Dataset entries
★ ★ ★ ★

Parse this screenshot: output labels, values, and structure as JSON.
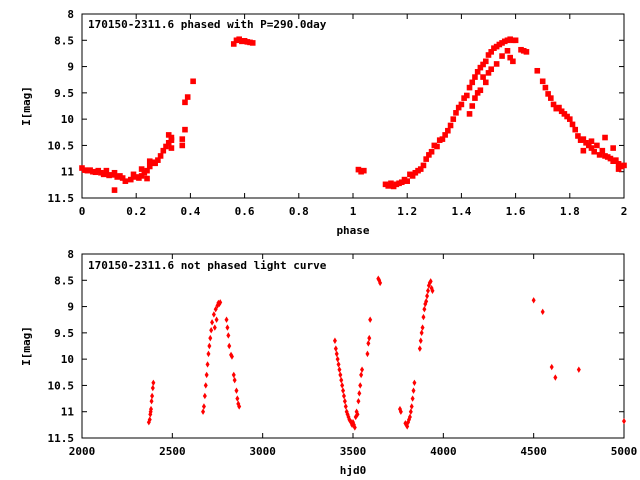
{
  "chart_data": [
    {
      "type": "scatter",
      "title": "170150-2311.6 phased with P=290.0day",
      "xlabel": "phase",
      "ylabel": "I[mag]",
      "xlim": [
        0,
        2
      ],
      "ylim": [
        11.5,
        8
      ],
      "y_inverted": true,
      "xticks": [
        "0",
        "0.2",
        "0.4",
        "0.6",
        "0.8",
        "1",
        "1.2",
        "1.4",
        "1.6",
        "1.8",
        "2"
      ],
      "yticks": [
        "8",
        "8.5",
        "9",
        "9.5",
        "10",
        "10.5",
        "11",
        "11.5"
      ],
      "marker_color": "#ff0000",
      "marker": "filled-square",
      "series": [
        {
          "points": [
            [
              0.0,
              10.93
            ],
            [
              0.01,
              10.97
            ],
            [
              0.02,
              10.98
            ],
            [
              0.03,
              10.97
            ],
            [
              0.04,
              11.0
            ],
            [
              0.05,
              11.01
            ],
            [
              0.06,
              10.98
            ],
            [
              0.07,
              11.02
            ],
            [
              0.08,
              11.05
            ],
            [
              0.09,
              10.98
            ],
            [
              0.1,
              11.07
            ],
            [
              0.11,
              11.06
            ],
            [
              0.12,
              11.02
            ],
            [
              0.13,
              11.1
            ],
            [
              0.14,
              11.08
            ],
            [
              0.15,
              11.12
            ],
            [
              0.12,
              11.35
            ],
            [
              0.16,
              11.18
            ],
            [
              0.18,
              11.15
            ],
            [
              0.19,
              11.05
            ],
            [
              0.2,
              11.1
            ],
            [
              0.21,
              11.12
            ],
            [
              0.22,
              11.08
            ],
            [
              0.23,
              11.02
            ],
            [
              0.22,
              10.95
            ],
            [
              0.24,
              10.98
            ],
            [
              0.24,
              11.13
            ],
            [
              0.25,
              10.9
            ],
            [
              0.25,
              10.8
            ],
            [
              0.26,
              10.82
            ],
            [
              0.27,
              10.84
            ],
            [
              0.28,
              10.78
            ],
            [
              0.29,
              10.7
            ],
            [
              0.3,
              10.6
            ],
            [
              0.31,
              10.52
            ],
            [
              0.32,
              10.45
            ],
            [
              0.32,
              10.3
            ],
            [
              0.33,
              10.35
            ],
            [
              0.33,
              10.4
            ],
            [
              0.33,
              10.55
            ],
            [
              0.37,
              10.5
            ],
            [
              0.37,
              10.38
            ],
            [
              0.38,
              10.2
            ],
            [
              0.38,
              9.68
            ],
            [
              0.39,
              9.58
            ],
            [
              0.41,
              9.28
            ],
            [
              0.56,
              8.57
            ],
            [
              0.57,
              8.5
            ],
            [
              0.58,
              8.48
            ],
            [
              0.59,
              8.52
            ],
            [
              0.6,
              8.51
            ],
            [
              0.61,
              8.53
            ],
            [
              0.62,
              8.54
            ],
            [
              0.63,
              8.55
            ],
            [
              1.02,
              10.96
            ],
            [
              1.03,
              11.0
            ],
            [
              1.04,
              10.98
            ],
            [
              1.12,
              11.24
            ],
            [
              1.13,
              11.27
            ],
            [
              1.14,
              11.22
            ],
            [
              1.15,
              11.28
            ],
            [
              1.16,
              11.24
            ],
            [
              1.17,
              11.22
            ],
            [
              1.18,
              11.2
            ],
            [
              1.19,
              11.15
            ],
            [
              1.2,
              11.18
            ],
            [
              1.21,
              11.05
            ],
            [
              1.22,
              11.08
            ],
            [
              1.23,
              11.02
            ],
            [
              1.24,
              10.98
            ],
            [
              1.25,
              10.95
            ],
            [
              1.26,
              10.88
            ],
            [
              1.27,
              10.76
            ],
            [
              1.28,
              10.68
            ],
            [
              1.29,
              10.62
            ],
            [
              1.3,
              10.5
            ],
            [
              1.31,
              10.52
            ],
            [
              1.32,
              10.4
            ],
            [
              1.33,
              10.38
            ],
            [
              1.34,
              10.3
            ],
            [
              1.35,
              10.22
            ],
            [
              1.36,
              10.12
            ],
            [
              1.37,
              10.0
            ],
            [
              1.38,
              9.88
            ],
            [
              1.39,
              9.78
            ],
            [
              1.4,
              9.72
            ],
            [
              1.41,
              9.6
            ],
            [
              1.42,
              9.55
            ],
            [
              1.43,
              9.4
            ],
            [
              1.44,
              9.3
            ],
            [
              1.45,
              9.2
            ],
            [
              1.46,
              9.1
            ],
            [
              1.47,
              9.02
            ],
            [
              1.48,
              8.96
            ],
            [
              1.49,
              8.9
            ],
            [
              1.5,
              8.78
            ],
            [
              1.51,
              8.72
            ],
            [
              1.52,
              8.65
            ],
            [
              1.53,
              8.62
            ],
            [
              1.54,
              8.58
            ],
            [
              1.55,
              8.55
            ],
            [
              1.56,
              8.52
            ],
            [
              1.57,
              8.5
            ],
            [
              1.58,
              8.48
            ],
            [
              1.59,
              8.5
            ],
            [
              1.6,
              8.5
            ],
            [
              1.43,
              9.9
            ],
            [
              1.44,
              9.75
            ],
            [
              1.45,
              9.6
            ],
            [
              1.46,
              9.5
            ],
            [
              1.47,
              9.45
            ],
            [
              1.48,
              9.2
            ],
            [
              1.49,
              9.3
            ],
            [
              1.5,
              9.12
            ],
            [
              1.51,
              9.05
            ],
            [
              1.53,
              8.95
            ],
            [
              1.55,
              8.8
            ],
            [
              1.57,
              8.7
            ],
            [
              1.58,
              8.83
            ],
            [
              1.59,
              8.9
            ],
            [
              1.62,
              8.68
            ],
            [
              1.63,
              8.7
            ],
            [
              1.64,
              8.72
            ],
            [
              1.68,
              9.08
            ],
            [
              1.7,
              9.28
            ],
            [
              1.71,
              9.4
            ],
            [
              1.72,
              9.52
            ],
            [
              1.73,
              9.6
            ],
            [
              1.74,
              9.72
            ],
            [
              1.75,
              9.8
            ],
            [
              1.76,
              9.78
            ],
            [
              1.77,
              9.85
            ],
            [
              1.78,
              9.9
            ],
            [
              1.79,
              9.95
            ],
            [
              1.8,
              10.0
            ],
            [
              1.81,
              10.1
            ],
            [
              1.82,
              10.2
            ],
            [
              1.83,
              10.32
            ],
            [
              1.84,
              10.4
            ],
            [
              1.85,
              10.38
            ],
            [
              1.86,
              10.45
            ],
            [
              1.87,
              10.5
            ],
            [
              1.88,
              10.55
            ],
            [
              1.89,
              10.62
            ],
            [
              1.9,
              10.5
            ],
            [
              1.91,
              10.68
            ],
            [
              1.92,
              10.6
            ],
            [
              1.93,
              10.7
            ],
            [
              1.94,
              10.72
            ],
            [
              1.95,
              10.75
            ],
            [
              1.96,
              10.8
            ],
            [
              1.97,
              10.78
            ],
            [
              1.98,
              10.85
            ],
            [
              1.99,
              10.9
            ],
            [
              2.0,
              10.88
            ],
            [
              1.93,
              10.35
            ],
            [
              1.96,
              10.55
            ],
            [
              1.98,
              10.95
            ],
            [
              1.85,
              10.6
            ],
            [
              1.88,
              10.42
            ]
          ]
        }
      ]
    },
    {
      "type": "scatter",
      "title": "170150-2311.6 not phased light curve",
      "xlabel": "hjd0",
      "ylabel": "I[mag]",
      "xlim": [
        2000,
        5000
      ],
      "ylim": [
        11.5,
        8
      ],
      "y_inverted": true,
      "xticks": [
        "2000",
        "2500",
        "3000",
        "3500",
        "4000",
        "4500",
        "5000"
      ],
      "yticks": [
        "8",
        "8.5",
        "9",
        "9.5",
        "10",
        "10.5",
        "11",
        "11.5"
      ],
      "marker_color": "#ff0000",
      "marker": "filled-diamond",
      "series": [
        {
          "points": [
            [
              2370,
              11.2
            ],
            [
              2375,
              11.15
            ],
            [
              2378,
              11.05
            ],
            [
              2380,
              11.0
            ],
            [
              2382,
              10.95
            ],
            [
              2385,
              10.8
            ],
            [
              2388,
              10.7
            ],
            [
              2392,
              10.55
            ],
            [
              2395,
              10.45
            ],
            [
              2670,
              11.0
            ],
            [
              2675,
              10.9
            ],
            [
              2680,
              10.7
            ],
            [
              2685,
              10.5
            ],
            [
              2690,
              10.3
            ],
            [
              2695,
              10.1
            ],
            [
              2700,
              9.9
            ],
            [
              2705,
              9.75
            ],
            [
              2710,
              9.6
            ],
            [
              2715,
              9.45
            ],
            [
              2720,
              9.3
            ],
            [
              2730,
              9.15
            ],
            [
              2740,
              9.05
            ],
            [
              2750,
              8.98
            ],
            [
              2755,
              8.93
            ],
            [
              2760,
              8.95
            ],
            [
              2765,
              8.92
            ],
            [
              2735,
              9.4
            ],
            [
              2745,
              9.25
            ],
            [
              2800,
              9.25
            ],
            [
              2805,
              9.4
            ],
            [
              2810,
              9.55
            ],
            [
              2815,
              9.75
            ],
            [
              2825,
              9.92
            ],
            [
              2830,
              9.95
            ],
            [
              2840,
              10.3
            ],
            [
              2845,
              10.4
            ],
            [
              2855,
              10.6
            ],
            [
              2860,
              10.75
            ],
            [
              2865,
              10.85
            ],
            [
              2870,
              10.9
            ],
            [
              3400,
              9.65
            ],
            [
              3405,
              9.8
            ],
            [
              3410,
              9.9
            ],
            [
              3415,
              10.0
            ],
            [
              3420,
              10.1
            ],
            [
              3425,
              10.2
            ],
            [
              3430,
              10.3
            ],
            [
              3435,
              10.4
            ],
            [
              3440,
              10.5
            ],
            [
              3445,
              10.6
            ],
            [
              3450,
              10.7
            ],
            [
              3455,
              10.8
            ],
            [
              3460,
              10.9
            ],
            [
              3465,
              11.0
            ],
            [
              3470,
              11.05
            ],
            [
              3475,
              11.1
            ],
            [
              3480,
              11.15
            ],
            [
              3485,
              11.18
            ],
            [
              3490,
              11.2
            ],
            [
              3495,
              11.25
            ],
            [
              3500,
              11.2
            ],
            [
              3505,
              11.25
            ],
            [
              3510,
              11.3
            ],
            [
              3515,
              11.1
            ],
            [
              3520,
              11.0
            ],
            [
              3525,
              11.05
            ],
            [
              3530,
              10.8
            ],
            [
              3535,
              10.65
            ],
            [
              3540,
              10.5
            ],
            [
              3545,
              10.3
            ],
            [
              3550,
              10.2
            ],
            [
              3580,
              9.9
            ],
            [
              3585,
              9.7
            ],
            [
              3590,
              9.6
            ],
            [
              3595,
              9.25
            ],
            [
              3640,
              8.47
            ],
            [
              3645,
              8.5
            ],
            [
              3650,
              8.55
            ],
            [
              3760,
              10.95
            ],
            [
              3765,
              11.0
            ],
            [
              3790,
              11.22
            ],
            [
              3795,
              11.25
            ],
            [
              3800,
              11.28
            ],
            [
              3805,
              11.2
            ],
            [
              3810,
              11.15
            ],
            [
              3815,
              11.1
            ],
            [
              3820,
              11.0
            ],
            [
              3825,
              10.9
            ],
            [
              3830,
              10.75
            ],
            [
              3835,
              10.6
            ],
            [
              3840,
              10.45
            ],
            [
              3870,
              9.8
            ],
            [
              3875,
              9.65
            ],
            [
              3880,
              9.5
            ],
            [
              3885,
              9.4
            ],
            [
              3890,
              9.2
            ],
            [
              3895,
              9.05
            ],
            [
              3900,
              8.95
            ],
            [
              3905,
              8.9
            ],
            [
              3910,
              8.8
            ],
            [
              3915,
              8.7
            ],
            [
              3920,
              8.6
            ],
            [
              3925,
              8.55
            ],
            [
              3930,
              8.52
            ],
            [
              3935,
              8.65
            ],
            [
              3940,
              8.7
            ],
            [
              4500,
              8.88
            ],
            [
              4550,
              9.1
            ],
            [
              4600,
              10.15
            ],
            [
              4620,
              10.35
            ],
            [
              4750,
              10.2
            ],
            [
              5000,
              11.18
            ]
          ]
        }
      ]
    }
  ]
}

★ ★ ★ ★

## WORK REQUIRED:
Return each line in the records that holds the string "filled".

## REPLY:
      "marker": "filled-square",
      "marker": "filled-diamond",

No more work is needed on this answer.